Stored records
◇ ◇ ◇ ◇ ◇

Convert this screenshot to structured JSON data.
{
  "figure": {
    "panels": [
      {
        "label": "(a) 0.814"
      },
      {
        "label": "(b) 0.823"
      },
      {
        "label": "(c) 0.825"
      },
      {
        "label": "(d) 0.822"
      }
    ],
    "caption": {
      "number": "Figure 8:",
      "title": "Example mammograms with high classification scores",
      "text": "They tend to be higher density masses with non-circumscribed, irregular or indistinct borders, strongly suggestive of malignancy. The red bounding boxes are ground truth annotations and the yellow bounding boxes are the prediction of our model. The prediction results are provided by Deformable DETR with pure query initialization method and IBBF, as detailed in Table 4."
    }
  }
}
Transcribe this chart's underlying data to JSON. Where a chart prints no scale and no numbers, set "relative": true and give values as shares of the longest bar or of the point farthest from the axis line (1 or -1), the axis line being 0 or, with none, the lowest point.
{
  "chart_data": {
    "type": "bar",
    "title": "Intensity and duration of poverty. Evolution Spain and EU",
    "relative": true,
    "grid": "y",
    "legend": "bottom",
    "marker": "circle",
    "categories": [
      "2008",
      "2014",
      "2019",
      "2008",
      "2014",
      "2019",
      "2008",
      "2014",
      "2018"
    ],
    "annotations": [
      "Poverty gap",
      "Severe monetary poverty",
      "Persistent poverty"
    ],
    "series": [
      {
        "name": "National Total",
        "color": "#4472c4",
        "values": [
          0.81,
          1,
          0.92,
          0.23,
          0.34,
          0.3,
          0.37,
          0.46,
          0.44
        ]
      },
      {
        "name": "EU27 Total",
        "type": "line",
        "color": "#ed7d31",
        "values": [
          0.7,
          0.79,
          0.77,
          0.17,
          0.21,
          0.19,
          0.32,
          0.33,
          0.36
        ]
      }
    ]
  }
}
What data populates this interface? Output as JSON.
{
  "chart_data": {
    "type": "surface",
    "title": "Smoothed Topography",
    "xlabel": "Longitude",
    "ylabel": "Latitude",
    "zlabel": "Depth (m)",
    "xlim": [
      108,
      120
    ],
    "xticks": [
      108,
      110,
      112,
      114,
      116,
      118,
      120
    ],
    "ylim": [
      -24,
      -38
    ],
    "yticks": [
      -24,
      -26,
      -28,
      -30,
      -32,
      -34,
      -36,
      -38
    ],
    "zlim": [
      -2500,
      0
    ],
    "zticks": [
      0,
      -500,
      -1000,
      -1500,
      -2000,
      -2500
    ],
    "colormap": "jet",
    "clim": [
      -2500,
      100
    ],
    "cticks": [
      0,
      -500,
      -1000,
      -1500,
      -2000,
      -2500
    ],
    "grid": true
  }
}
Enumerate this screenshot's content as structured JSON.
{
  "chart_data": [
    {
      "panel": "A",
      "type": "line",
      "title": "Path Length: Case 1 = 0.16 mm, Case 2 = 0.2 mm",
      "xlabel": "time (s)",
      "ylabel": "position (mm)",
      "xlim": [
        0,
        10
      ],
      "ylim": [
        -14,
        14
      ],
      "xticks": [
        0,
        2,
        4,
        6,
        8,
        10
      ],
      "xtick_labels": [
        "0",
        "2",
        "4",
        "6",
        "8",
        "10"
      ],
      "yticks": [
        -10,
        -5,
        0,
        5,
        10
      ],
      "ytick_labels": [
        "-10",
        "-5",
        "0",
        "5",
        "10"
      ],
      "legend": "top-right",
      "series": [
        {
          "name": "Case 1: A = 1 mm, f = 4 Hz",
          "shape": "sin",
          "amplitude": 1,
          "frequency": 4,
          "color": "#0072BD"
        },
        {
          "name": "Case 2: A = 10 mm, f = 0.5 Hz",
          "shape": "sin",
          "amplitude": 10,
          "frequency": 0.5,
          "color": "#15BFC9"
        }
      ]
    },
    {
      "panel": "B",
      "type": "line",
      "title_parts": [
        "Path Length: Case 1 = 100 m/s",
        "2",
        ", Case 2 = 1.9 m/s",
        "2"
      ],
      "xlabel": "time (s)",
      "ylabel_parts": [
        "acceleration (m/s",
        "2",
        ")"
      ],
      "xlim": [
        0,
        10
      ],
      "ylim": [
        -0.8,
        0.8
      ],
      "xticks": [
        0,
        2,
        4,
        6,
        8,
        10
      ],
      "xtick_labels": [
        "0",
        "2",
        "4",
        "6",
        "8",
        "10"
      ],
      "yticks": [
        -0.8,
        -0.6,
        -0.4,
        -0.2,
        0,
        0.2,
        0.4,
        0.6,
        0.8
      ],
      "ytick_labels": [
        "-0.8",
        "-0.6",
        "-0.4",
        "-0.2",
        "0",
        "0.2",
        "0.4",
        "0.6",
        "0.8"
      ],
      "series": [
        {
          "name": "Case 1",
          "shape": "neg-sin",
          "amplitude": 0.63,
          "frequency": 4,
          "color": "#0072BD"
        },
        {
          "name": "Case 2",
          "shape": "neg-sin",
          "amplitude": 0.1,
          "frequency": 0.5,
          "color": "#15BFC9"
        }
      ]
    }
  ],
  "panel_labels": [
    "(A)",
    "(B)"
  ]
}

◇ ◇ ◇ ◇ ◇

▶ [Your task]: All of the data shown above must be copied exactly.

▶ [Solution for this task]:
Convert this screenshot to structured JSON data.
{
  "figure": {
    "panels": [
      {
        "label": "(a) 0.814"
      },
      {
        "label": "(b) 0.823"
      },
      {
        "label": "(c) 0.825"
      },
      {
        "label": "(d) 0.822"
      }
    ],
    "caption": {
      "number": "Figure 8:",
      "title": "Example mammograms with high classification scores",
      "text": "They tend to be higher density masses with non-circumscribed, irregular or indistinct borders, strongly suggestive of malignancy. The red bounding boxes are ground truth annotations and the yellow bounding boxes are the prediction of our model. The prediction results are provided by Deformable DETR with pure query initialization method and IBBF, as detailed in Table 4."
    }
  }
}
Transcribe this chart's underlying data to JSON. Where a chart prints no scale and no numbers, set "relative": true and give values as shares of the longest bar or of the point farthest from the axis line (1 or -1), the axis line being 0 or, with none, the lowest point.
{
  "chart_data": {
    "type": "bar",
    "title": "Intensity and duration of poverty. Evolution Spain and EU",
    "relative": true,
    "grid": "y",
    "legend": "bottom",
    "marker": "circle",
    "categories": [
      "2008",
      "2014",
      "2019",
      "2008",
      "2014",
      "2019",
      "2008",
      "2014",
      "2018"
    ],
    "annotations": [
      "Poverty gap",
      "Severe monetary poverty",
      "Persistent poverty"
    ],
    "series": [
      {
        "name": "National Total",
        "color": "#4472c4",
        "values": [
          0.81,
          1,
          0.92,
          0.23,
          0.34,
          0.3,
          0.37,
          0.46,
          0.44
        ]
      },
      {
        "name": "EU27 Total",
        "type": "line",
        "color": "#ed7d31",
        "values": [
          0.7,
          0.79,
          0.77,
          0.17,
          0.21,
          0.19,
          0.32,
          0.33,
          0.36
        ]
      }
    ]
  }
}
What data populates this interface? Output as JSON.
{
  "chart_data": {
    "type": "surface",
    "title": "Smoothed Topography",
    "xlabel": "Longitude",
    "ylabel": "Latitude",
    "zlabel": "Depth (m)",
    "xlim": [
      108,
      120
    ],
    "xticks": [
      108,
      110,
      112,
      114,
      116,
      118,
      120
    ],
    "ylim": [
      -24,
      -38
    ],
    "yticks": [
      -24,
      -26,
      -28,
      -30,
      -32,
      -34,
      -36,
      -38
    ],
    "zlim": [
      -2500,
      0
    ],
    "zticks": [
      0,
      -500,
      -1000,
      -1500,
      -2000,
      -2500
    ],
    "colormap": "jet",
    "clim": [
      -2500,
      100
    ],
    "cticks": [
      0,
      -500,
      -1000,
      -1500,
      -2000,
      -2500
    ],
    "grid": true
  }
}
Enumerate this screenshot's content as structured JSON.
{
  "chart_data": [
    {
      "panel": "A",
      "type": "line",
      "title": "Path Length: Case 1 = 0.16 mm, Case 2 = 0.2 mm",
      "xlabel": "time (s)",
      "ylabel": "position (mm)",
      "xlim": [
        0,
        10
      ],
      "ylim": [
        -14,
        14
      ],
      "xticks": [
        0,
        2,
        4,
        6,
        8,
        10
      ],
      "xtick_labels": [
        "0",
        "2",
        "4",
        "6",
        "8",
        "10"
      ],
      "yticks": [
        -10,
        -5,
        0,
        5,
        10
      ],
      "ytick_labels": [
        "-10",
        "-5",
        "0",
        "5",
        "10"
      ],
      "legend": "top-right",
      "series": [
        {
          "name": "Case 1: A = 1 mm, f = 4 Hz",
          "shape": "sin",
          "amplitude": 1,
          "frequency": 4,
          "color": "#0072BD"
        },
        {
          "name": "Case 2: A = 10 mm, f = 0.5 Hz",
          "shape": "sin",
          "amplitude": 10,
          "frequency": 0.5,
          "color": "#15BFC9"
        }
      ]
    },
    {
      "panel": "B",
      "type": "line",
      "title_parts": [
        "Path Length: Case 1 = 100 m/s",
        "2",
        ", Case 2 = 1.9 m/s",
        "2"
      ],
      "xlabel": "time (s)",
      "ylabel_parts": [
        "acceleration (m/s",
        "2",
        ")"
      ],
      "xlim": [
        0,
        10
      ],
      "ylim": [
        -0.8,
        0.8
      ],
      "xticks": [
        0,
        2,
        4,
        6,
        8,
        10
      ],
      "xtick_labels": [
        "0",
        "2",
        "4",
        "6",
        "8",
        "10"
      ],
      "yticks": [
        -0.8,
        -0.6,
        -0.4,
        -0.2,
        0,
        0.2,
        0.4,
        0.6,
        0.8
      ],
      "ytick_labels": [
        "-0.8",
        "-0.6",
        "-0.4",
        "-0.2",
        "0",
        "0.2",
        "0.4",
        "0.6",
        "0.8"
      ],
      "series": [
        {
          "name": "Case 1",
          "shape": "neg-sin",
          "amplitude": 0.63,
          "frequency": 4,
          "color": "#0072BD"
        },
        {
          "name": "Case 2",
          "shape": "neg-sin",
          "amplitude": 0.1,
          "frequency": 0.5,
          "color": "#15BFC9"
        }
      ]
    }
  ],
  "panel_labels": [
    "(A)",
    "(B)"
  ]
}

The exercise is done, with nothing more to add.